§ **Exercise requirements**: Select all lines in the records that include "процедуры".

(Saved data entries)
####################
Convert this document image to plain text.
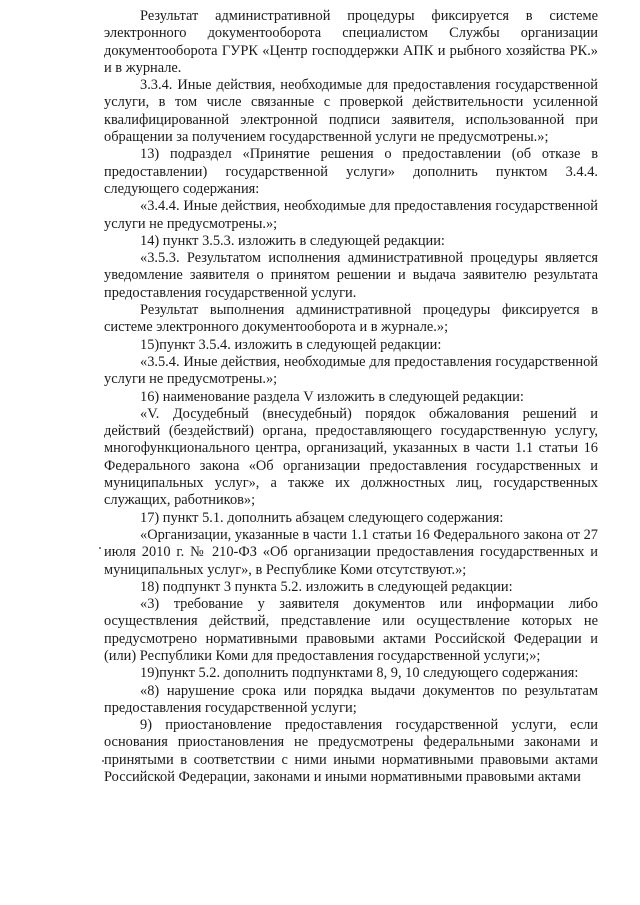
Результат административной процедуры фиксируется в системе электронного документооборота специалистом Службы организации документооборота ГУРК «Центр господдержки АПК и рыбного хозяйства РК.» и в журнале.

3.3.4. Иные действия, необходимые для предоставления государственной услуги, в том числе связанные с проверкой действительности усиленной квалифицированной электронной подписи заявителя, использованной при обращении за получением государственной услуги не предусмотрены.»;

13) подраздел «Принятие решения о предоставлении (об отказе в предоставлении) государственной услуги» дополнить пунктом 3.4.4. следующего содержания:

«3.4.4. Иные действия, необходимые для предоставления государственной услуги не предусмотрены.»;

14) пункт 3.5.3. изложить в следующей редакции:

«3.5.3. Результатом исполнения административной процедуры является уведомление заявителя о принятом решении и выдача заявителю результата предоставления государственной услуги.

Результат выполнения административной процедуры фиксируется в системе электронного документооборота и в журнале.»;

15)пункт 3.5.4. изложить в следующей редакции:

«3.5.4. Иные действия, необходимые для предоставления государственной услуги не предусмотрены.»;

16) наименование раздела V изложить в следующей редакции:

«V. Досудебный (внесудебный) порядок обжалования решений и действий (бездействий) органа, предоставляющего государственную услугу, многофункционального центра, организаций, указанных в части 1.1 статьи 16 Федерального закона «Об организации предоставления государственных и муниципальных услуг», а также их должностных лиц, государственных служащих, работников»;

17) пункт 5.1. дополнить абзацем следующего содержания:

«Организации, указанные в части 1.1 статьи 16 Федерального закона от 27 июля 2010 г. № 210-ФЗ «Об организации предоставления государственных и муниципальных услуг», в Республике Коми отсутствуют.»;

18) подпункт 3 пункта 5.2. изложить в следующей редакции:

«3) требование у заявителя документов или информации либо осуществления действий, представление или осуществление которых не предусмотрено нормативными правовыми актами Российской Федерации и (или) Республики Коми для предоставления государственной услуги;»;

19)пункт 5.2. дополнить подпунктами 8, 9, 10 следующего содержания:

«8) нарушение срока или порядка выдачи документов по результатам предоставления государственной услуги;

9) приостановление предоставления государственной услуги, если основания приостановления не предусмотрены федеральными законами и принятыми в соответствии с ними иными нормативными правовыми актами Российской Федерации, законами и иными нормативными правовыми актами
####################
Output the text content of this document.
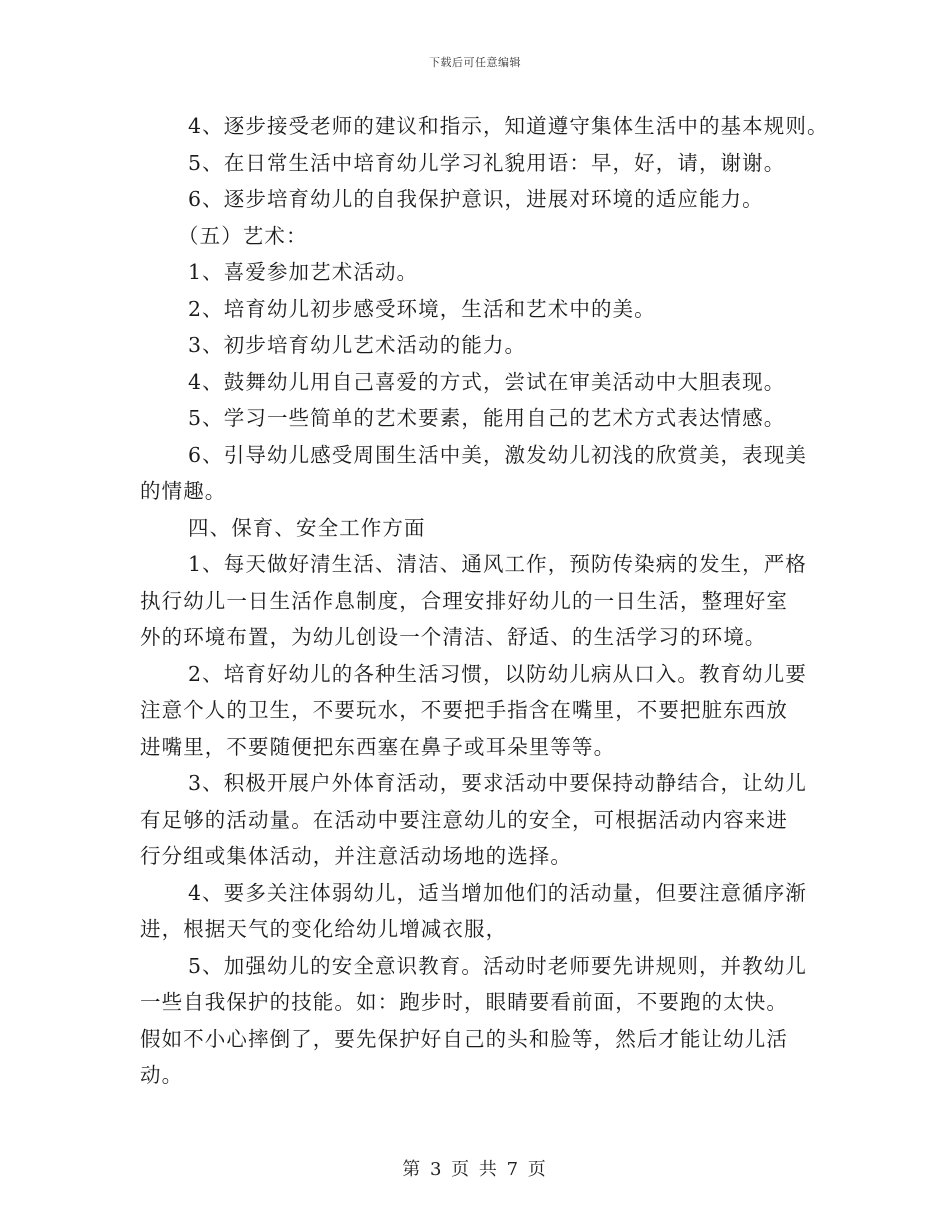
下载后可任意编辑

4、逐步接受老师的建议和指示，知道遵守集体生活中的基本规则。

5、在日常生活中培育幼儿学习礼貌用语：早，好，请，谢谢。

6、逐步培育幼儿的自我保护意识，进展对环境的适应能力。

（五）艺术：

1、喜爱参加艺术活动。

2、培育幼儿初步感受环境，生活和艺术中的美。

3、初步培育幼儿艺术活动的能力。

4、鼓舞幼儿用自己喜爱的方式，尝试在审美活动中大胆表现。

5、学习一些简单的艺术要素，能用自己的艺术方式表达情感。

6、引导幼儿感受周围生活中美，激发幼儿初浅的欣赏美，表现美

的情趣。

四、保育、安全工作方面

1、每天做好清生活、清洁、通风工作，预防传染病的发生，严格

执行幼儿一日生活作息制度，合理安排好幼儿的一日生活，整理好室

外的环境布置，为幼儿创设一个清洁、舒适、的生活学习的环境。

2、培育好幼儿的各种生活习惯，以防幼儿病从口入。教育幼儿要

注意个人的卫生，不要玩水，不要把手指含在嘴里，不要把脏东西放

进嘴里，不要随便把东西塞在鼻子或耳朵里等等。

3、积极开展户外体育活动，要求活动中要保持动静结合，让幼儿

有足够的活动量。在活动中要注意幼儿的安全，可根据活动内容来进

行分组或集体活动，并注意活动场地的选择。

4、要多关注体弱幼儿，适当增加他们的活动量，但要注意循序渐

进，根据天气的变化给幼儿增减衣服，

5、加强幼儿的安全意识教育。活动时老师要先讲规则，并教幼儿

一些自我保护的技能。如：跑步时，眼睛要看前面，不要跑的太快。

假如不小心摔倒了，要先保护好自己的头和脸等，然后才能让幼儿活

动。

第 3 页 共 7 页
####################
§ **Answer**:
Результат административной процедуры фиксируется в системе электронного документооборота специалистом Службы организации документооборота ГУРК «Центр господдержки АПК и рыбного хозяйства РК.» и в журнале.
«3.5.3. Результатом исполнения административной процедуры является уведомление заявителя о принятом решении и выдача заявителю результата предоставления государственной услуги.
Результат выполнения административной процедуры фиксируется в системе электронного документооборота и в журнале.»;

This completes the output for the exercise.